• _PROBLEM DETAILS_: Leave out the pictures and repeat the data exactly.

• _RAW DATA_:

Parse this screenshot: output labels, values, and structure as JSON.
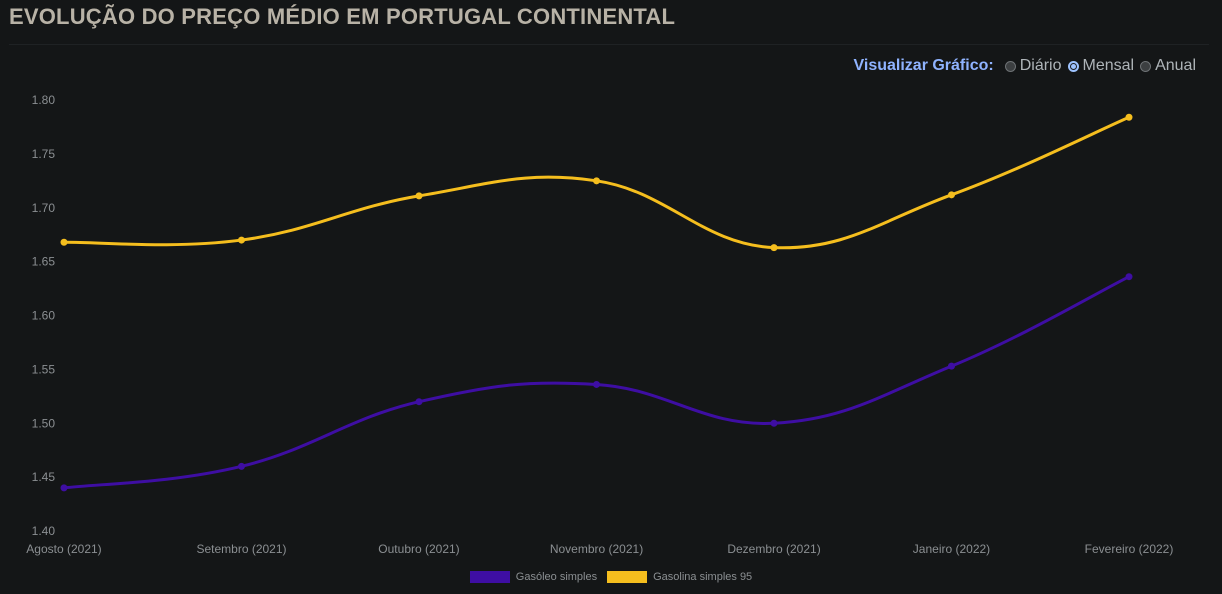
{
  "page_title": "EVOLUÇÃO DO PREÇO MÉDIO EM PORTUGAL CONTINENTAL",
  "controls": {
    "label": "Visualizar Gráfico:",
    "options": [
      {
        "label": "Diário",
        "checked": false
      },
      {
        "label": "Mensal",
        "checked": true
      },
      {
        "label": "Anual",
        "checked": false
      }
    ]
  },
  "chart_data": {
    "type": "line",
    "categories": [
      "Agosto (2021)",
      "Setembro (2021)",
      "Outubro (2021)",
      "Novembro (2021)",
      "Dezembro (2021)",
      "Janeiro (2022)",
      "Fevereiro (2022)"
    ],
    "series": [
      {
        "name": "Gasóleo simples",
        "color": "#3e0ea3",
        "values": [
          1.44,
          1.46,
          1.52,
          1.536,
          1.5,
          1.553,
          1.636
        ]
      },
      {
        "name": "Gasolina simples 95",
        "color": "#f5be1e",
        "values": [
          1.668,
          1.67,
          1.711,
          1.725,
          1.663,
          1.712,
          1.784
        ]
      }
    ],
    "ylim": [
      1.4,
      1.8
    ],
    "yticks": [
      "1.40",
      "1.45",
      "1.50",
      "1.55",
      "1.60",
      "1.65",
      "1.70",
      "1.75",
      "1.80"
    ],
    "grid": false,
    "legend_position": "bottom"
  }
}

• _EXPECTED OUTPUT_:
Parse this screenshot: output labels, values, and structure as JSON.
{
  "page_title": "EVOLUÇÃO DO PREÇO MÉDIO EM PORTUGAL CONTINENTAL",
  "controls": {
    "label": "Visualizar Gráfico:",
    "options": [
      {
        "label": "Diário",
        "checked": false
      },
      {
        "label": "Mensal",
        "checked": true
      },
      {
        "label": "Anual",
        "checked": false
      }
    ]
  },
  "chart_data": {
    "type": "line",
    "categories": [
      "Agosto (2021)",
      "Setembro (2021)",
      "Outubro (2021)",
      "Novembro (2021)",
      "Dezembro (2021)",
      "Janeiro (2022)",
      "Fevereiro (2022)"
    ],
    "series": [
      {
        "name": "Gasóleo simples",
        "color": "#3e0ea3",
        "values": [
          1.44,
          1.46,
          1.52,
          1.536,
          1.5,
          1.553,
          1.636
        ]
      },
      {
        "name": "Gasolina simples 95",
        "color": "#f5be1e",
        "values": [
          1.668,
          1.67,
          1.711,
          1.725,
          1.663,
          1.712,
          1.784
        ]
      }
    ],
    "ylim": [
      1.4,
      1.8
    ],
    "yticks": [
      "1.40",
      "1.45",
      "1.50",
      "1.55",
      "1.60",
      "1.65",
      "1.70",
      "1.75",
      "1.80"
    ],
    "grid": false,
    "legend_position": "bottom"
  }
}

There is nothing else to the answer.